━━━━━ PROVIDED ENTRIES

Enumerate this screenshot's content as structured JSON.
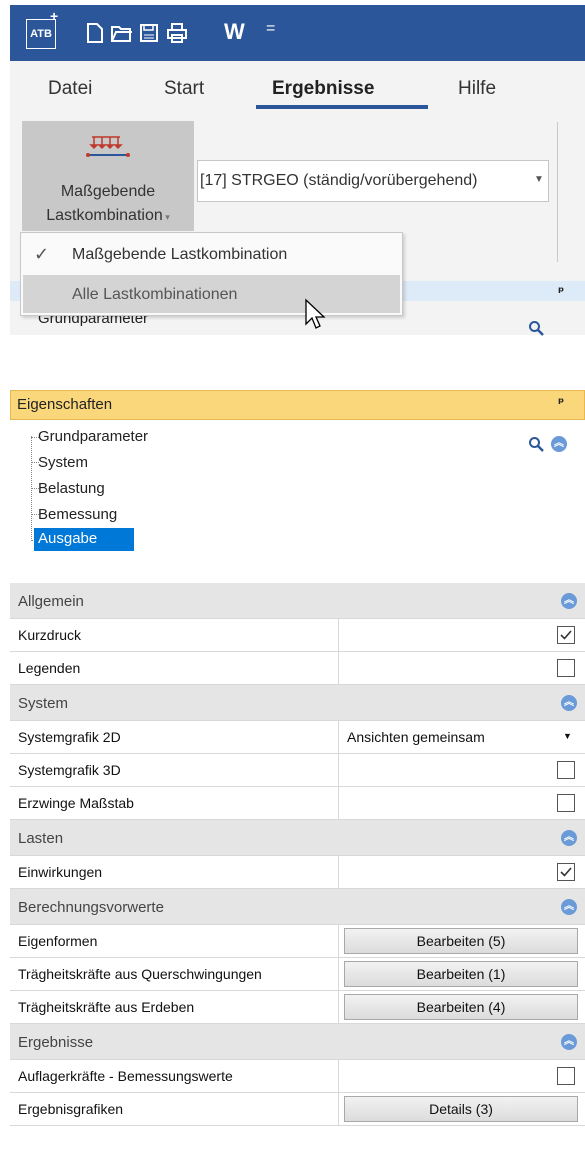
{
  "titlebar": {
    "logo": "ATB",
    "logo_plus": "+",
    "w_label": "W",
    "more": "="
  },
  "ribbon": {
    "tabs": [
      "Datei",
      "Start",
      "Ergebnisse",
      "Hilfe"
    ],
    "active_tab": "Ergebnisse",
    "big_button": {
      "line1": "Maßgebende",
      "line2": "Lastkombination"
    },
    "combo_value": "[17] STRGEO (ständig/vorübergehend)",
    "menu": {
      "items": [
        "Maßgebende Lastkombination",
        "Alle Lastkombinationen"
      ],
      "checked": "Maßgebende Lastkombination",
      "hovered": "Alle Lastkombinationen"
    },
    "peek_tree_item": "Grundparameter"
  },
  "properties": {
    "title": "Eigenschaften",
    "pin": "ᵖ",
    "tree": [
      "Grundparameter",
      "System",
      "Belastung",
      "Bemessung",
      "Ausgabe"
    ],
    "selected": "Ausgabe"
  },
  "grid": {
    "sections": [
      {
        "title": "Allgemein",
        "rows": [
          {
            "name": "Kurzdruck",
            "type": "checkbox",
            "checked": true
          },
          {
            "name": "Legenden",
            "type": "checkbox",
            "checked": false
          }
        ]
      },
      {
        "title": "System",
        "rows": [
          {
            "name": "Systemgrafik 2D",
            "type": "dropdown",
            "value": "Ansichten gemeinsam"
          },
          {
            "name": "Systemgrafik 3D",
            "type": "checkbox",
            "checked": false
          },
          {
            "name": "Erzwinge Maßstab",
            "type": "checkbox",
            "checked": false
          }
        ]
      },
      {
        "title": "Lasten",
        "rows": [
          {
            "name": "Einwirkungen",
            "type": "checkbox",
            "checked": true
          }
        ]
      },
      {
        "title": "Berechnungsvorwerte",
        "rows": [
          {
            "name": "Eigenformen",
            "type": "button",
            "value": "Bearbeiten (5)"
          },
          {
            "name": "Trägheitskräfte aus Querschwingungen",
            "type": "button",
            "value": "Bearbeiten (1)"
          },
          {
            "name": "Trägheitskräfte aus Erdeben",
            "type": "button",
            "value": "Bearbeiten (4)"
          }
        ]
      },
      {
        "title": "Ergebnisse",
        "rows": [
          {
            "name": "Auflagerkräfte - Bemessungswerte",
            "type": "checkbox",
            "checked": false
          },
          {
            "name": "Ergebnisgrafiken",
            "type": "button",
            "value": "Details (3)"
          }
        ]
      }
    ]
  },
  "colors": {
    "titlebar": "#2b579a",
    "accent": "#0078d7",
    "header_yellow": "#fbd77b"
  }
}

━━━━━━━━━━
━━━━━ PROVIDED ENTRIES

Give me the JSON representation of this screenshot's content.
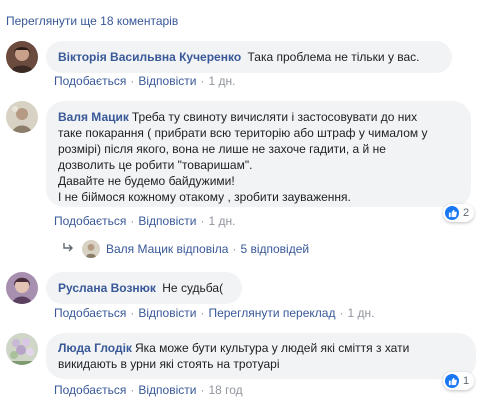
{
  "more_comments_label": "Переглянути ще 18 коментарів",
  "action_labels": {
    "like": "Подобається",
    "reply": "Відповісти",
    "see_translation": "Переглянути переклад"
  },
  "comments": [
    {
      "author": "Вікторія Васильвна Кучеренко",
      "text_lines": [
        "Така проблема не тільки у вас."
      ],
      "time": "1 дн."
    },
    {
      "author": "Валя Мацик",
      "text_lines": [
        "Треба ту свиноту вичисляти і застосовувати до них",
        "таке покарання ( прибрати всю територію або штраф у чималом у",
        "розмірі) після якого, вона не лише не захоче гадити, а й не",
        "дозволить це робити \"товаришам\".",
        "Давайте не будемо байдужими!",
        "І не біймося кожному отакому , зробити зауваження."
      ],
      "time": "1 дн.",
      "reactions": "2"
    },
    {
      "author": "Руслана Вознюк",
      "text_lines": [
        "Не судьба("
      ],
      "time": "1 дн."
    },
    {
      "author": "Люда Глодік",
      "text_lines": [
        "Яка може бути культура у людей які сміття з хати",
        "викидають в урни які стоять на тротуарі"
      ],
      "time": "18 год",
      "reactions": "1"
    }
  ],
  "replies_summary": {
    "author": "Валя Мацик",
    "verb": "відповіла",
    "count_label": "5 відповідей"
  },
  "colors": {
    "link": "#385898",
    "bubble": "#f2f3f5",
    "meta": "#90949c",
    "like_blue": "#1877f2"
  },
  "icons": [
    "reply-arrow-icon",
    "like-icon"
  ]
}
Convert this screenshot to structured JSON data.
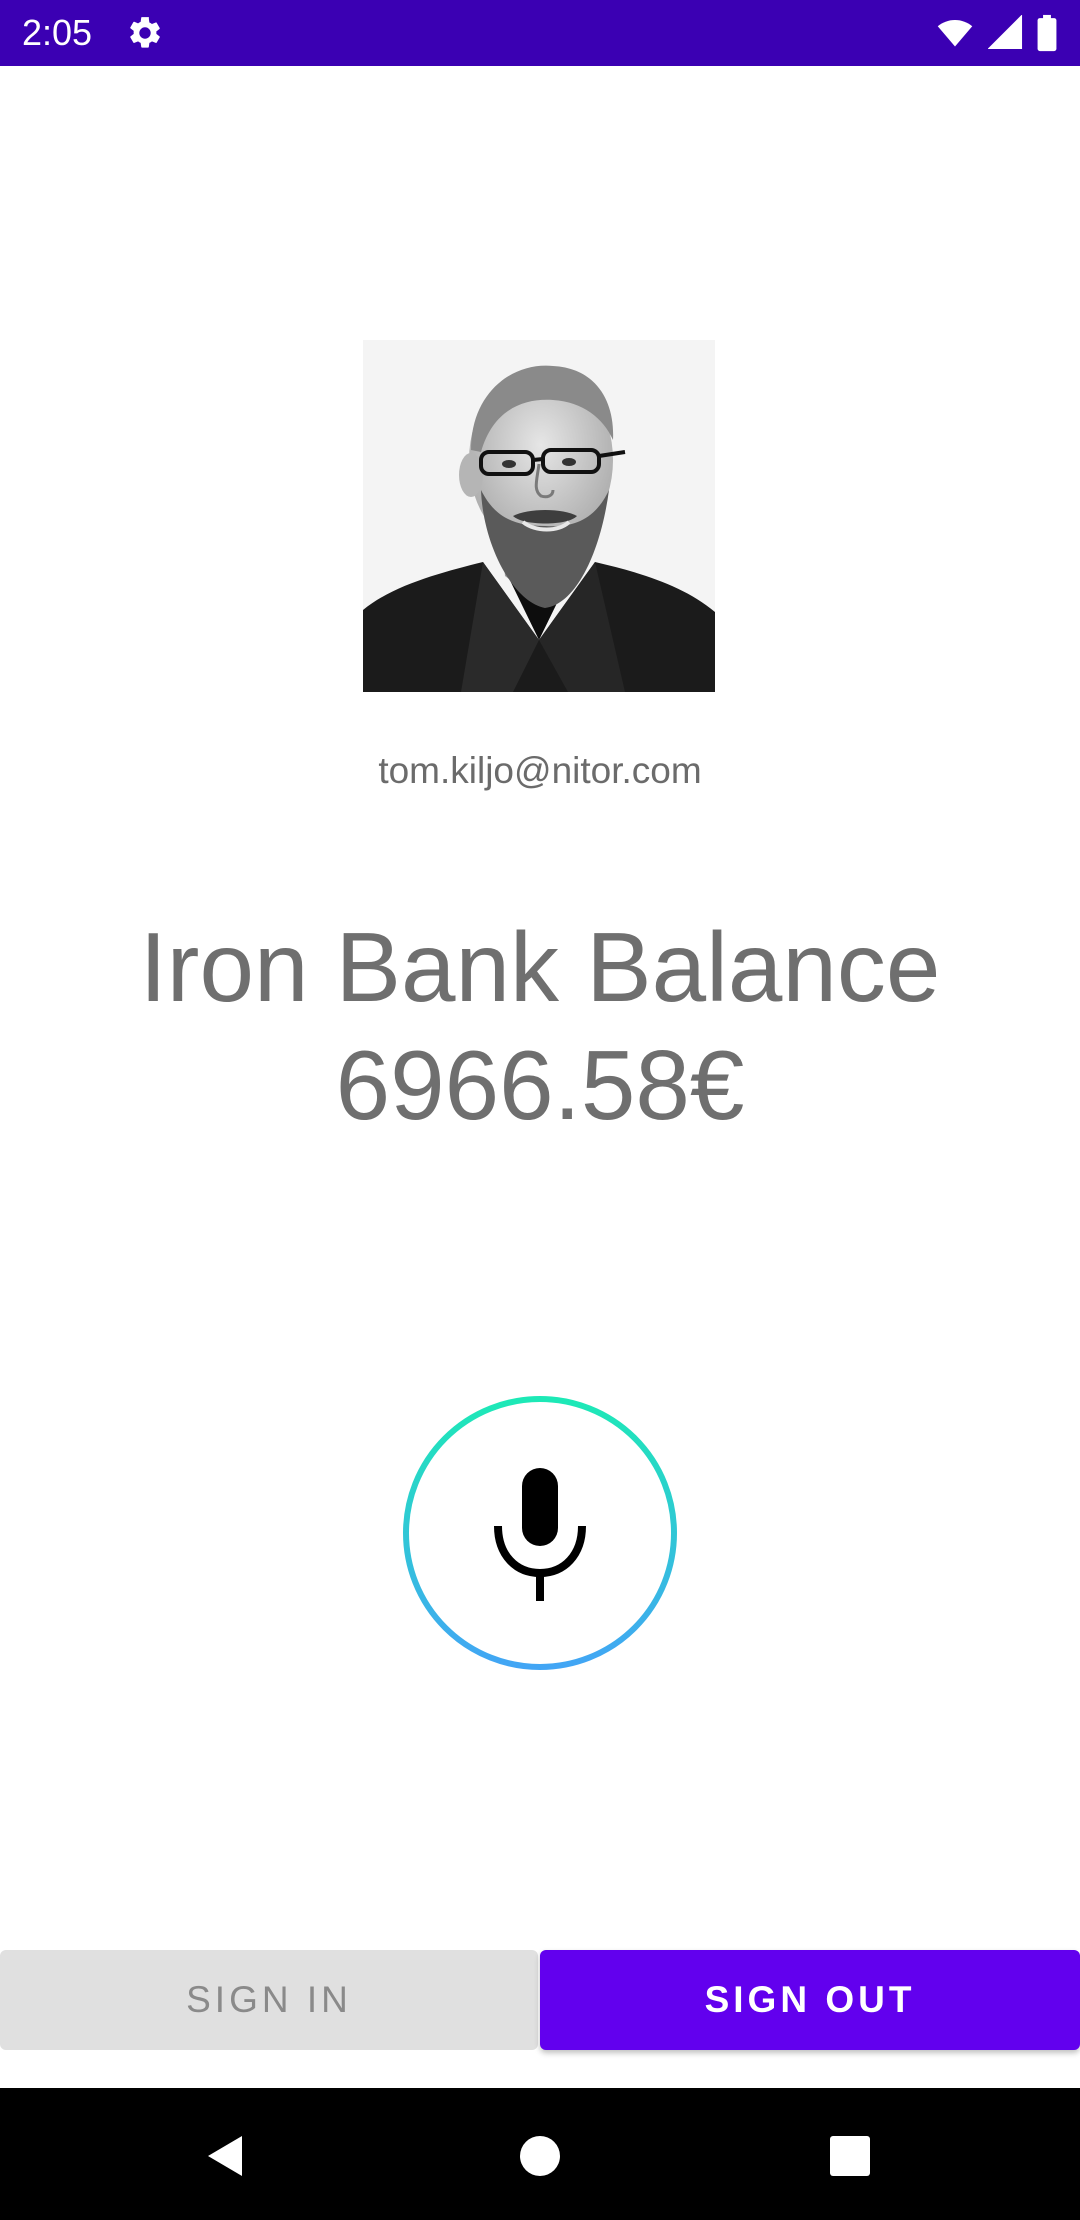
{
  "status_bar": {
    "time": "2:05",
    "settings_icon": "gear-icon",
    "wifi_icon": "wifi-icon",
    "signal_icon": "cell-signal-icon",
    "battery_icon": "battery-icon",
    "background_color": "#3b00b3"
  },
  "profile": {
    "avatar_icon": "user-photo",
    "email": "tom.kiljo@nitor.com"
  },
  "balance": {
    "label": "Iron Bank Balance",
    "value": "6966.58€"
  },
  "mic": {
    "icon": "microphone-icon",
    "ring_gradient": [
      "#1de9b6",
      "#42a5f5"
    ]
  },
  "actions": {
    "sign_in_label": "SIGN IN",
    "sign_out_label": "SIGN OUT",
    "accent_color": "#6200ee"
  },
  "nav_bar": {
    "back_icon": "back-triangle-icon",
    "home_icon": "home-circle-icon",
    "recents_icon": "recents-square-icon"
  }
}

━━━━━━━━━━

YOUR TASK
Pull out all lines of the data with the string "Lastkombinationen".

THE RESPONSE
        "Alle Lastkombinationen"
      "hovered": "Alle Lastkombinationen"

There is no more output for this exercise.